[Entries from a layout dataset]

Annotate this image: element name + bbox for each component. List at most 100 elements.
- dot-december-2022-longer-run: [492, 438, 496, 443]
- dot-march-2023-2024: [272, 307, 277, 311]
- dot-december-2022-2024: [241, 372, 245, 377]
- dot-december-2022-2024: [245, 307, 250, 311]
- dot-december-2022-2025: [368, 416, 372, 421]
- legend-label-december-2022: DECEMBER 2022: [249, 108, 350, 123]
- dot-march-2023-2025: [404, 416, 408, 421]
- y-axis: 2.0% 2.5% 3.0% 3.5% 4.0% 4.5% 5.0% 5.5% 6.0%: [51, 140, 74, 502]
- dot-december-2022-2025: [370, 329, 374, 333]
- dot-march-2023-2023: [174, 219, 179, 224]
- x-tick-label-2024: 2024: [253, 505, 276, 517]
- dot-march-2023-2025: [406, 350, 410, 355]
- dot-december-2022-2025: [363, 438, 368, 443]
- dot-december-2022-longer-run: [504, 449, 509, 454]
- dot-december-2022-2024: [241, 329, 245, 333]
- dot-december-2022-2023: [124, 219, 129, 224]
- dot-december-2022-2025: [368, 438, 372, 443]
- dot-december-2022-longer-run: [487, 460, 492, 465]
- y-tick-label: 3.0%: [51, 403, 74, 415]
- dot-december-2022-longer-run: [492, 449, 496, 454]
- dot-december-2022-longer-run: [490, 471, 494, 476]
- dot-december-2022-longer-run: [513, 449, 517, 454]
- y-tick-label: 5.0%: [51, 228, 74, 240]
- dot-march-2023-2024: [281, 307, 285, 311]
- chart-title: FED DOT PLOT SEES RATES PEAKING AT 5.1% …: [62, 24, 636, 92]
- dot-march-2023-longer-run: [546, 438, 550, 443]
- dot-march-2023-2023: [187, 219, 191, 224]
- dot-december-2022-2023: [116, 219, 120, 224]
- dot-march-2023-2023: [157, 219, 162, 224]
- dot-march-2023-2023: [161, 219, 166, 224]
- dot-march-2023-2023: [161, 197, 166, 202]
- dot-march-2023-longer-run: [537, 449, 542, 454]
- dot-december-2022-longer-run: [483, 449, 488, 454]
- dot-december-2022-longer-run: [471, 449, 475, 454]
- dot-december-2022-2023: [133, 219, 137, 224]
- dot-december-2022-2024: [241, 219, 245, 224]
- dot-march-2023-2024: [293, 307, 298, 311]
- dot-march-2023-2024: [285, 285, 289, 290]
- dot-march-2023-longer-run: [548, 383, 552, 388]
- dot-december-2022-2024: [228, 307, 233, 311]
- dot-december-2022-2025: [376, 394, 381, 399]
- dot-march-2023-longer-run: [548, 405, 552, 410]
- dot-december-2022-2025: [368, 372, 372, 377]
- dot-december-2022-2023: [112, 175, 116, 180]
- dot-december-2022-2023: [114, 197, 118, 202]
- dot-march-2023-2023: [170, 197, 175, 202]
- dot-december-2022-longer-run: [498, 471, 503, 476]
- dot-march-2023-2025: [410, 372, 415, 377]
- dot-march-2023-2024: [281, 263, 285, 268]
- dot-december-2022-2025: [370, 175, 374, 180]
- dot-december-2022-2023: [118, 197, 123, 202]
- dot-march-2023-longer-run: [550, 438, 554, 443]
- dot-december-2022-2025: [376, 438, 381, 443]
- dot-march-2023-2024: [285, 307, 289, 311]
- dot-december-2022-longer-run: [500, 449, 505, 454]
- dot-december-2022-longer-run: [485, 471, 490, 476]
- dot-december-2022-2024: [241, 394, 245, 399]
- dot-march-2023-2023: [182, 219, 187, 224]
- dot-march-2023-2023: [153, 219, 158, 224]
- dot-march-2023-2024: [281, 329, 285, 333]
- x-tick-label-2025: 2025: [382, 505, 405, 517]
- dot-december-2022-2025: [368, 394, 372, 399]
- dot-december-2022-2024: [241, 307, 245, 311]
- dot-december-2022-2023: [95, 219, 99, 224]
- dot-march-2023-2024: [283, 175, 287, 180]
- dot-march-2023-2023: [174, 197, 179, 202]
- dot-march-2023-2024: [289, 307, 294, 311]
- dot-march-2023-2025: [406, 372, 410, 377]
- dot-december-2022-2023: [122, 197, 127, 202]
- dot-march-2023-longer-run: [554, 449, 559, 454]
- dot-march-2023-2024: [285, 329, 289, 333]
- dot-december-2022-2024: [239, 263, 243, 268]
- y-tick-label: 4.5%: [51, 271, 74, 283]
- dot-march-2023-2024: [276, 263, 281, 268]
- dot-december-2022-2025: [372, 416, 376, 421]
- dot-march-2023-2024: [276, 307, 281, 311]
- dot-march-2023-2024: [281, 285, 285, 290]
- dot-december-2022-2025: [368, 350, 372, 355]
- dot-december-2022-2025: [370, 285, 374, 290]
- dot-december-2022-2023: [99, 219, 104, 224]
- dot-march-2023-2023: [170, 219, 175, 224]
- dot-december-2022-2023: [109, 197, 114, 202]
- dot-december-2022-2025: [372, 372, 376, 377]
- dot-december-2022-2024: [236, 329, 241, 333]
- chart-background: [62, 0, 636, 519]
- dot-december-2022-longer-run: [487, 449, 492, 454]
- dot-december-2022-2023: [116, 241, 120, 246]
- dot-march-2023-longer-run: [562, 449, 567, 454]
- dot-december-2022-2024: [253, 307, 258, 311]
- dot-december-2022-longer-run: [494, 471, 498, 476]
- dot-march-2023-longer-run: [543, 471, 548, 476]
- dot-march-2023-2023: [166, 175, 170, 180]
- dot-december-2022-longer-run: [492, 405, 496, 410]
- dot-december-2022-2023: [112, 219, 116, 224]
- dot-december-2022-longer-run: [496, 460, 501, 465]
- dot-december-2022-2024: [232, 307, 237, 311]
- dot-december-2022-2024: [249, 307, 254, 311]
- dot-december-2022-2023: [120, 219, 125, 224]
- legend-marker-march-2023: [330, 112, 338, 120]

**Work required:**
Show each line in the entries above that contains the string "tick".

**Exercise output:**
- x-tick-label-2024: 2024: [253, 505, 276, 517]
- y-tick-label: 3.0%: [51, 403, 74, 415]
- y-tick-label: 5.0%: [51, 228, 74, 240]
- x-tick-label-2025: 2025: [382, 505, 405, 517]
- y-tick-label: 4.5%: [51, 271, 74, 283]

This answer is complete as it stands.